:: GIVEN INSTRUCTION ::
Repeat the records exactly. Every line must match.

:: THE DATA ::

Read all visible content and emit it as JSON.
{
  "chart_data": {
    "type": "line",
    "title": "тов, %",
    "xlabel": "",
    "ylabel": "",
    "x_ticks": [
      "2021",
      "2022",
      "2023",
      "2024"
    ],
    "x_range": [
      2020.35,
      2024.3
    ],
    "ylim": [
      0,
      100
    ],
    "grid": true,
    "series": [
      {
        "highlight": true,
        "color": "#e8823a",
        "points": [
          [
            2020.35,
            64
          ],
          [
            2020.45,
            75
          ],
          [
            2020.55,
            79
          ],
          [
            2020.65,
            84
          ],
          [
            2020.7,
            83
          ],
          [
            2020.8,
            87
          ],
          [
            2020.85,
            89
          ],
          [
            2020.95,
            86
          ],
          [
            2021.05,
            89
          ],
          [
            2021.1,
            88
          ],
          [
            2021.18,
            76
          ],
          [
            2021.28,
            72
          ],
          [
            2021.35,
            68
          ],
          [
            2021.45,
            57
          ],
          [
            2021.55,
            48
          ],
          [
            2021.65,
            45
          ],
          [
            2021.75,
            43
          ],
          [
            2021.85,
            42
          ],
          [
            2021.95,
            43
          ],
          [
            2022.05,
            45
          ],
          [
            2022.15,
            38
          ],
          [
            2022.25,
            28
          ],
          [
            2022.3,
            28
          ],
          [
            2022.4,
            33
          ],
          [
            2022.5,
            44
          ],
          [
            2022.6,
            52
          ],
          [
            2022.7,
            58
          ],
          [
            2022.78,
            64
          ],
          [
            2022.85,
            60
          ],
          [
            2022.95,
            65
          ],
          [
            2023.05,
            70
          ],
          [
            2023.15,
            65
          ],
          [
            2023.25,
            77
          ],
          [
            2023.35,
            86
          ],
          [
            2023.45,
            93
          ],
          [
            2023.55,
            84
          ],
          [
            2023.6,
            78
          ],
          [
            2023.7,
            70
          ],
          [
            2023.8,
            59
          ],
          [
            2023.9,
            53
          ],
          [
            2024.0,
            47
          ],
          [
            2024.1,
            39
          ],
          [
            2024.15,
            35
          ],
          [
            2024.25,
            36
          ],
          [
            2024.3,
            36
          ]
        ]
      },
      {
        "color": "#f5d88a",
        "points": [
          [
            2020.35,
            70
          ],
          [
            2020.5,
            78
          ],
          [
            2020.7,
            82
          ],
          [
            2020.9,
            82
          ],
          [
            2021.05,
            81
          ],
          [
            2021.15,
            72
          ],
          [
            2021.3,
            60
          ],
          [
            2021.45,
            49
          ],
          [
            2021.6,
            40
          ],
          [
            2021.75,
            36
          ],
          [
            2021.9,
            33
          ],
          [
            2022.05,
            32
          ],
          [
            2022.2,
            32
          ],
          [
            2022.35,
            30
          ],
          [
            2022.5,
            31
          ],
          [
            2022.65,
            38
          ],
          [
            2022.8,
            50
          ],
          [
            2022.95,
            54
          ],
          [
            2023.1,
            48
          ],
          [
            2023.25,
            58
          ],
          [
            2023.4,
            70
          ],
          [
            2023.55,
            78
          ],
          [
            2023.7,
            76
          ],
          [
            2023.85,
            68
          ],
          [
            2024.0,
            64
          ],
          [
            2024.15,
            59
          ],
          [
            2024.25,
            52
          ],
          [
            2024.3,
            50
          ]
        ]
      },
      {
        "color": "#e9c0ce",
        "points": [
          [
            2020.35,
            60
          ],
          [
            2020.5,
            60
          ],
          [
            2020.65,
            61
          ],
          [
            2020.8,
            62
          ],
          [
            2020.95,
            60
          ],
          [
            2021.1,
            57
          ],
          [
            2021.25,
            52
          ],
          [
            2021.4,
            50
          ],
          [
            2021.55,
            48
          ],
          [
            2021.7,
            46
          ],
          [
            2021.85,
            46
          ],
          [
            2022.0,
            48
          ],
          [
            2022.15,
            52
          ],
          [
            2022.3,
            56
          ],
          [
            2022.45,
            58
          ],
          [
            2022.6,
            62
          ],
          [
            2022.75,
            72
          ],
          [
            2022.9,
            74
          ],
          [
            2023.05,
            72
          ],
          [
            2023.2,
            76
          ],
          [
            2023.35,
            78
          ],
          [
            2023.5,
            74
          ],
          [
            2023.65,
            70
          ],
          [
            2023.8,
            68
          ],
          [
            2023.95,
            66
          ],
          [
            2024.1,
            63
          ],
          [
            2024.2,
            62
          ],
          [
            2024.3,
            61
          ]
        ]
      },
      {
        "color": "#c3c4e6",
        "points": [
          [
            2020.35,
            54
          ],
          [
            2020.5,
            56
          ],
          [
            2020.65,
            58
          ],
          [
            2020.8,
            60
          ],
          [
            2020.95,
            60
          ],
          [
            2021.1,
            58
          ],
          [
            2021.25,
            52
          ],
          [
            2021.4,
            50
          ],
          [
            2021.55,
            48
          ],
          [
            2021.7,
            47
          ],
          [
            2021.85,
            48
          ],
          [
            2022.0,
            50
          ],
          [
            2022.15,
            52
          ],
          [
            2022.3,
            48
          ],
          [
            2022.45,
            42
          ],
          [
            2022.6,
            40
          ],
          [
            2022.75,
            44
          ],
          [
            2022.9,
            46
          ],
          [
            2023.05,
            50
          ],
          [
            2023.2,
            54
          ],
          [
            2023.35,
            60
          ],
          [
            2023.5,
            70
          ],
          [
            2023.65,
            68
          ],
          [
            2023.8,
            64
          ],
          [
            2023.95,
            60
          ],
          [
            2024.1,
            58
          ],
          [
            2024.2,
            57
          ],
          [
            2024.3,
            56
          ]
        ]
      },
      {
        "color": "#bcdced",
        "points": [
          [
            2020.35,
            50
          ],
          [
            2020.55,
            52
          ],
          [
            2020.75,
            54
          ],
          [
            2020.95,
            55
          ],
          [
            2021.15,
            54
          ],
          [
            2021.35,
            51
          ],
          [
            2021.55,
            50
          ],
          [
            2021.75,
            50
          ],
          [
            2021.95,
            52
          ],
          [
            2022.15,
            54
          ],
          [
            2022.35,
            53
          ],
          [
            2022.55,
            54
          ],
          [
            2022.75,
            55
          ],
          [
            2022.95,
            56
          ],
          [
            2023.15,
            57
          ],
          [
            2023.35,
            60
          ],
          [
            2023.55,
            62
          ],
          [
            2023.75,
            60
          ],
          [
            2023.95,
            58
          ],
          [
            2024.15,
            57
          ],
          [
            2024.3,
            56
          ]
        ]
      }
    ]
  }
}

:: EXERCISE OUTPUT ::
Read all visible content and emit it as JSON.
{
  "chart_data": {
    "type": "line",
    "title": "тов, %",
    "xlabel": "",
    "ylabel": "",
    "x_ticks": [
      "2021",
      "2022",
      "2023",
      "2024"
    ],
    "x_range": [
      2020.35,
      2024.3
    ],
    "ylim": [
      0,
      100
    ],
    "grid": true,
    "series": [
      {
        "highlight": true,
        "color": "#e8823a",
        "points": [
          [
            2020.35,
            64
          ],
          [
            2020.45,
            75
          ],
          [
            2020.55,
            79
          ],
          [
            2020.65,
            84
          ],
          [
            2020.7,
            83
          ],
          [
            2020.8,
            87
          ],
          [
            2020.85,
            89
          ],
          [
            2020.95,
            86
          ],
          [
            2021.05,
            89
          ],
          [
            2021.1,
            88
          ],
          [
            2021.18,
            76
          ],
          [
            2021.28,
            72
          ],
          [
            2021.35,
            68
          ],
          [
            2021.45,
            57
          ],
          [
            2021.55,
            48
          ],
          [
            2021.65,
            45
          ],
          [
            2021.75,
            43
          ],
          [
            2021.85,
            42
          ],
          [
            2021.95,
            43
          ],
          [
            2022.05,
            45
          ],
          [
            2022.15,
            38
          ],
          [
            2022.25,
            28
          ],
          [
            2022.3,
            28
          ],
          [
            2022.4,
            33
          ],
          [
            2022.5,
            44
          ],
          [
            2022.6,
            52
          ],
          [
            2022.7,
            58
          ],
          [
            2022.78,
            64
          ],
          [
            2022.85,
            60
          ],
          [
            2022.95,
            65
          ],
          [
            2023.05,
            70
          ],
          [
            2023.15,
            65
          ],
          [
            2023.25,
            77
          ],
          [
            2023.35,
            86
          ],
          [
            2023.45,
            93
          ],
          [
            2023.55,
            84
          ],
          [
            2023.6,
            78
          ],
          [
            2023.7,
            70
          ],
          [
            2023.8,
            59
          ],
          [
            2023.9,
            53
          ],
          [
            2024.0,
            47
          ],
          [
            2024.1,
            39
          ],
          [
            2024.15,
            35
          ],
          [
            2024.25,
            36
          ],
          [
            2024.3,
            36
          ]
        ]
      },
      {
        "color": "#f5d88a",
        "points": [
          [
            2020.35,
            70
          ],
          [
            2020.5,
            78
          ],
          [
            2020.7,
            82
          ],
          [
            2020.9,
            82
          ],
          [
            2021.05,
            81
          ],
          [
            2021.15,
            72
          ],
          [
            2021.3,
            60
          ],
          [
            2021.45,
            49
          ],
          [
            2021.6,
            40
          ],
          [
            2021.75,
            36
          ],
          [
            2021.9,
            33
          ],
          [
            2022.05,
            32
          ],
          [
            2022.2,
            32
          ],
          [
            2022.35,
            30
          ],
          [
            2022.5,
            31
          ],
          [
            2022.65,
            38
          ],
          [
            2022.8,
            50
          ],
          [
            2022.95,
            54
          ],
          [
            2023.1,
            48
          ],
          [
            2023.25,
            58
          ],
          [
            2023.4,
            70
          ],
          [
            2023.55,
            78
          ],
          [
            2023.7,
            76
          ],
          [
            2023.85,
            68
          ],
          [
            2024.0,
            64
          ],
          [
            2024.15,
            59
          ],
          [
            2024.25,
            52
          ],
          [
            2024.3,
            50
          ]
        ]
      },
      {
        "color": "#e9c0ce",
        "points": [
          [
            2020.35,
            60
          ],
          [
            2020.5,
            60
          ],
          [
            2020.65,
            61
          ],
          [
            2020.8,
            62
          ],
          [
            2020.95,
            60
          ],
          [
            2021.1,
            57
          ],
          [
            2021.25,
            52
          ],
          [
            2021.4,
            50
          ],
          [
            2021.55,
            48
          ],
          [
            2021.7,
            46
          ],
          [
            2021.85,
            46
          ],
          [
            2022.0,
            48
          ],
          [
            2022.15,
            52
          ],
          [
            2022.3,
            56
          ],
          [
            2022.45,
            58
          ],
          [
            2022.6,
            62
          ],
          [
            2022.75,
            72
          ],
          [
            2022.9,
            74
          ],
          [
            2023.05,
            72
          ],
          [
            2023.2,
            76
          ],
          [
            2023.35,
            78
          ],
          [
            2023.5,
            74
          ],
          [
            2023.65,
            70
          ],
          [
            2023.8,
            68
          ],
          [
            2023.95,
            66
          ],
          [
            2024.1,
            63
          ],
          [
            2024.2,
            62
          ],
          [
            2024.3,
            61
          ]
        ]
      },
      {
        "color": "#c3c4e6",
        "points": [
          [
            2020.35,
            54
          ],
          [
            2020.5,
            56
          ],
          [
            2020.65,
            58
          ],
          [
            2020.8,
            60
          ],
          [
            2020.95,
            60
          ],
          [
            2021.1,
            58
          ],
          [
            2021.25,
            52
          ],
          [
            2021.4,
            50
          ],
          [
            2021.55,
            48
          ],
          [
            2021.7,
            47
          ],
          [
            2021.85,
            48
          ],
          [
            2022.0,
            50
          ],
          [
            2022.15,
            52
          ],
          [
            2022.3,
            48
          ],
          [
            2022.45,
            42
          ],
          [
            2022.6,
            40
          ],
          [
            2022.75,
            44
          ],
          [
            2022.9,
            46
          ],
          [
            2023.05,
            50
          ],
          [
            2023.2,
            54
          ],
          [
            2023.35,
            60
          ],
          [
            2023.5,
            70
          ],
          [
            2023.65,
            68
          ],
          [
            2023.8,
            64
          ],
          [
            2023.95,
            60
          ],
          [
            2024.1,
            58
          ],
          [
            2024.2,
            57
          ],
          [
            2024.3,
            56
          ]
        ]
      },
      {
        "color": "#bcdced",
        "points": [
          [
            2020.35,
            50
          ],
          [
            2020.55,
            52
          ],
          [
            2020.75,
            54
          ],
          [
            2020.95,
            55
          ],
          [
            2021.15,
            54
          ],
          [
            2021.35,
            51
          ],
          [
            2021.55,
            50
          ],
          [
            2021.75,
            50
          ],
          [
            2021.95,
            52
          ],
          [
            2022.15,
            54
          ],
          [
            2022.35,
            53
          ],
          [
            2022.55,
            54
          ],
          [
            2022.75,
            55
          ],
          [
            2022.95,
            56
          ],
          [
            2023.15,
            57
          ],
          [
            2023.35,
            60
          ],
          [
            2023.55,
            62
          ],
          [
            2023.75,
            60
          ],
          [
            2023.95,
            58
          ],
          [
            2024.15,
            57
          ],
          [
            2024.3,
            56
          ]
        ]
      }
    ]
  }
}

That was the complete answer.